Gather all lines in the entries below that include the word "Magnetic".

• • •

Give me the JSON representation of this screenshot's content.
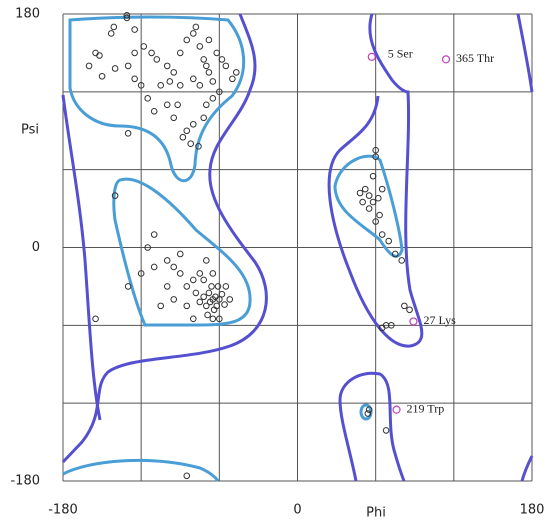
{
  "chart_data": {
    "type": "scatter",
    "x_label": "Phi",
    "y_label": "Psi",
    "xlim": [
      -180,
      180
    ],
    "ylim": [
      -180,
      180
    ],
    "xticks": [
      -180,
      0,
      180
    ],
    "yticks": [
      -180,
      0,
      180
    ],
    "xgrid": [
      -180,
      -120,
      -60,
      0,
      60,
      120,
      180
    ],
    "ygrid": [
      -180,
      -120,
      -60,
      0,
      60,
      120,
      180
    ],
    "color": "#333333",
    "x": [
      -131,
      -131,
      -141,
      -143,
      -125,
      -155,
      -152,
      -160,
      -150,
      -140,
      -130,
      -125,
      -118,
      -112,
      -108,
      -100,
      -95,
      -90,
      -85,
      -80,
      -75,
      -72,
      -70,
      -68,
      -65,
      -62,
      -58,
      -55,
      -60,
      -65,
      -70,
      -72,
      -80,
      -85,
      -95,
      -100,
      -110,
      -120,
      -125,
      -130,
      -115,
      -105,
      -90,
      -80,
      -75,
      -68,
      -78,
      -50,
      -47,
      -88,
      -82,
      -76,
      -92,
      -98,
      -65,
      -63,
      -67,
      -62,
      -68,
      -60,
      -70,
      -64,
      -58,
      -72,
      -66,
      -61,
      -69,
      -75,
      -56,
      -78,
      -80,
      -85,
      -90,
      -95,
      -100,
      -110,
      -115,
      -120,
      -130,
      -155,
      -140,
      -110,
      -90,
      -85,
      -95,
      -100,
      -75,
      -70,
      -65,
      -55,
      -52,
      -80,
      -105,
      -65,
      -60,
      -72,
      60,
      60,
      58,
      52,
      48,
      55,
      62,
      65,
      58,
      55,
      50,
      63,
      60,
      65,
      70,
      75,
      80,
      68,
      65,
      72,
      82,
      86,
      54,
      68,
      55,
      -85
    ],
    "y": [
      179,
      177,
      170,
      165,
      168,
      150,
      148,
      140,
      132,
      138,
      140,
      150,
      155,
      150,
      145,
      140,
      135,
      150,
      160,
      165,
      155,
      145,
      140,
      135,
      128,
      150,
      145,
      140,
      120,
      115,
      110,
      100,
      95,
      90,
      100,
      110,
      105,
      125,
      130,
      88,
      115,
      125,
      125,
      130,
      125,
      160,
      170,
      130,
      135,
      85,
      80,
      78,
      110,
      128,
      -40,
      -38,
      -42,
      -45,
      -35,
      -40,
      -45,
      -48,
      -36,
      -38,
      -30,
      -30,
      -52,
      -42,
      -44,
      -35,
      -25,
      -30,
      -20,
      -15,
      -10,
      -15,
      0,
      -20,
      -30,
      -55,
      40,
      10,
      -5,
      -45,
      -40,
      -30,
      -20,
      -10,
      -20,
      -30,
      -40,
      -55,
      -45,
      -55,
      -55,
      -25,
      75,
      70,
      55,
      45,
      42,
      40,
      38,
      45,
      35,
      30,
      35,
      25,
      20,
      10,
      5,
      -5,
      -10,
      -60,
      -62,
      -60,
      -45,
      -48,
      -128,
      -141,
      -125,
      -176
    ],
    "annotation_color": "#c040c0",
    "annotations": [
      {
        "text": "5 Ser",
        "x": 57,
        "y": 147
      },
      {
        "text": "365 Thr",
        "x": 114,
        "y": 145
      },
      {
        "text": "27 Lys",
        "x": 89,
        "y": -57
      },
      {
        "text": "219 Trp",
        "x": 76,
        "y": -125
      }
    ]
  }
}
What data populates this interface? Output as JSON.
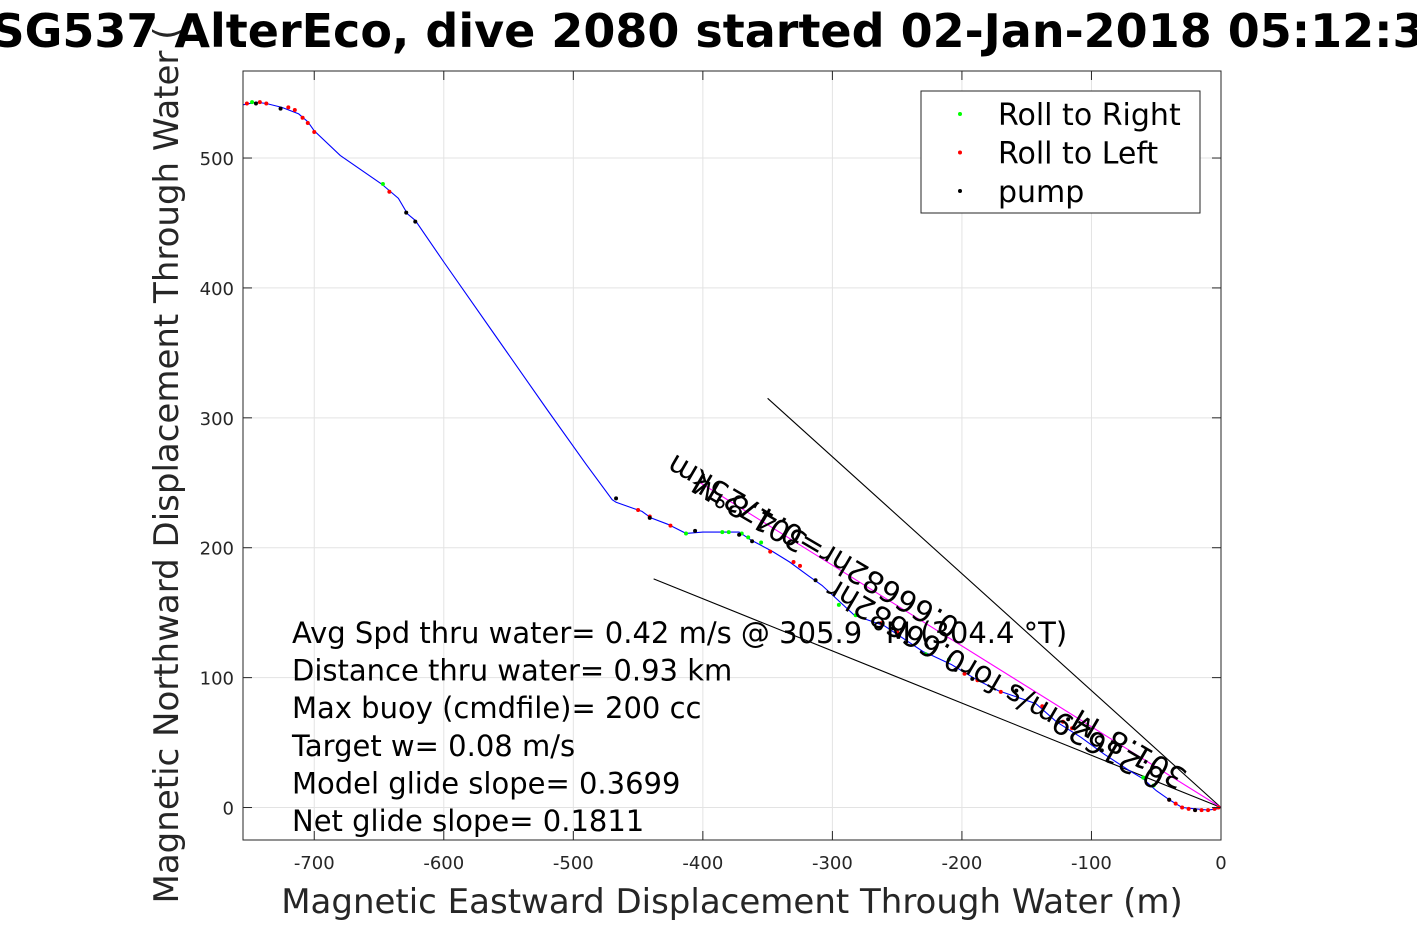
{
  "chart_data": {
    "type": "scatter",
    "title": "SG537 AlterEco, dive 2080 started 02-Jan-2018 05:12:3",
    "xlabel": "Magnetic Eastward Displacement Through Water (m)",
    "ylabel": "Magnetic Northward Displacement Through Water (",
    "xlim": [
      -755,
      0
    ],
    "ylim": [
      -25,
      567
    ],
    "xticks": [
      -700,
      -600,
      -500,
      -400,
      -300,
      -200,
      -100,
      0
    ],
    "yticks": [
      0,
      100,
      200,
      300,
      400,
      500
    ],
    "xtick_labels": [
      "-700",
      "-600",
      "-500",
      "-400",
      "-300",
      "-200",
      "-100",
      "0"
    ],
    "ytick_labels": [
      "0",
      "100",
      "200",
      "300",
      "400",
      "500"
    ],
    "grid": true,
    "legend_position": "top-right",
    "legend": [
      {
        "label": "Roll to Right",
        "color": "#00ff00"
      },
      {
        "label": "Roll to Left",
        "color": "#ff0000"
      },
      {
        "label": "pump",
        "color": "#000000"
      }
    ],
    "track": {
      "name": "track",
      "color": "#0000ff",
      "x": [
        -755,
        -745,
        -737,
        -725,
        -712,
        -705,
        -700,
        -680,
        -648,
        -635,
        -628,
        -622,
        -600,
        -560,
        -520,
        -490,
        -470,
        -467,
        -447,
        -440,
        -427,
        -413,
        -400,
        -372,
        -363,
        -346,
        -333,
        -318,
        -308,
        -283,
        -260,
        -230,
        -223,
        -208,
        -188,
        -172,
        -143,
        -127,
        -108,
        -90,
        -70,
        -60,
        -50,
        -40,
        -30,
        -20,
        -10,
        -3,
        0
      ],
      "y": [
        541,
        543,
        542,
        539,
        534,
        528,
        521,
        502,
        480,
        469,
        457,
        452,
        420,
        363,
        306,
        264,
        237,
        235,
        228,
        223,
        218,
        211,
        212,
        212,
        206,
        197,
        189,
        178,
        171,
        148,
        140,
        120,
        117,
        110,
        98,
        90,
        80,
        66,
        54,
        41,
        28,
        22,
        13,
        6,
        0,
        -1,
        -2,
        -1,
        0
      ]
    },
    "series": [
      {
        "name": "Roll to Right",
        "color": "#00ff00",
        "x": [
          -748,
          -647,
          -413,
          -385,
          -380,
          -370,
          -365,
          -355,
          -295,
          -282,
          -228,
          -210,
          -60,
          -52
        ],
        "y": [
          543,
          480,
          211,
          212,
          212,
          211,
          208,
          204,
          156,
          148,
          118,
          114,
          23,
          17
        ]
      },
      {
        "name": "Roll to Left",
        "color": "#ff0000",
        "x": [
          -752,
          -742,
          -737,
          -720,
          -715,
          -709,
          -705,
          -700,
          -642,
          -450,
          -441,
          -425,
          -348,
          -330,
          -325,
          -262,
          -250,
          -198,
          -188,
          -170,
          -138,
          -122,
          -115,
          -40,
          -35,
          -30,
          -25,
          -20,
          -15,
          -10,
          -5,
          -2
        ],
        "y": [
          542,
          543,
          542,
          539,
          537,
          531,
          527,
          520,
          474,
          229,
          224,
          217,
          197,
          189,
          186,
          142,
          135,
          103,
          98,
          89,
          78,
          66,
          61,
          6,
          3,
          0,
          -1,
          -2,
          -2,
          -2,
          -1,
          0
        ]
      },
      {
        "name": "pump",
        "color": "#000000",
        "x": [
          -745,
          -726,
          -629,
          -622,
          -467,
          -441,
          -406,
          -372,
          -362,
          -313,
          -253,
          -205,
          -192,
          -158,
          -118,
          -92,
          -40,
          -20
        ],
        "y": [
          542,
          538,
          458,
          451,
          238,
          223,
          213,
          210,
          205,
          175,
          138,
          106,
          99,
          90,
          68,
          44,
          6,
          -2
        ]
      }
    ],
    "lines": [
      {
        "name": "current",
        "color": "#000000",
        "x": [
          -350,
          0
        ],
        "y": [
          315,
          0
        ]
      },
      {
        "name": "net",
        "color": "#000000",
        "x": [
          -438,
          0
        ],
        "y": [
          176,
          0
        ]
      },
      {
        "name": "dive-average",
        "color": "#ff00ff",
        "x": [
          -402,
          0
        ],
        "y": [
          250,
          0
        ]
      }
    ],
    "annotations": [
      {
        "text": "301.8°M",
        "x": -360,
        "y": 234,
        "angle": 30.3
      },
      {
        "text": "0.66682hr=0.4725km",
        "x": -311,
        "y": 208,
        "angle": 30.3
      },
      {
        "text": "301.8°M",
        "x": -67,
        "y": 52,
        "angle": 30.3
      },
      {
        "text": "0.21629m/s for0.66682hr",
        "x": -170,
        "y": 102,
        "angle": 30.3
      }
    ],
    "stats": [
      "Avg Spd thru water=  0.42 m/s @ 305.9 °M (304.4 °T)",
      "Distance thru water=  0.93 km",
      "Max buoy (cmdfile)= 200 cc",
      "Target w= 0.08 m/s",
      "Model glide slope= 0.3699",
      "Net glide slope= 0.1811"
    ]
  }
}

• • •

◆ **IN RESPONSE**
    "xlabel": "Magnetic Eastward Displacement Through Water (m)",
    "ylabel": "Magnetic Northward Displacement Through Water (",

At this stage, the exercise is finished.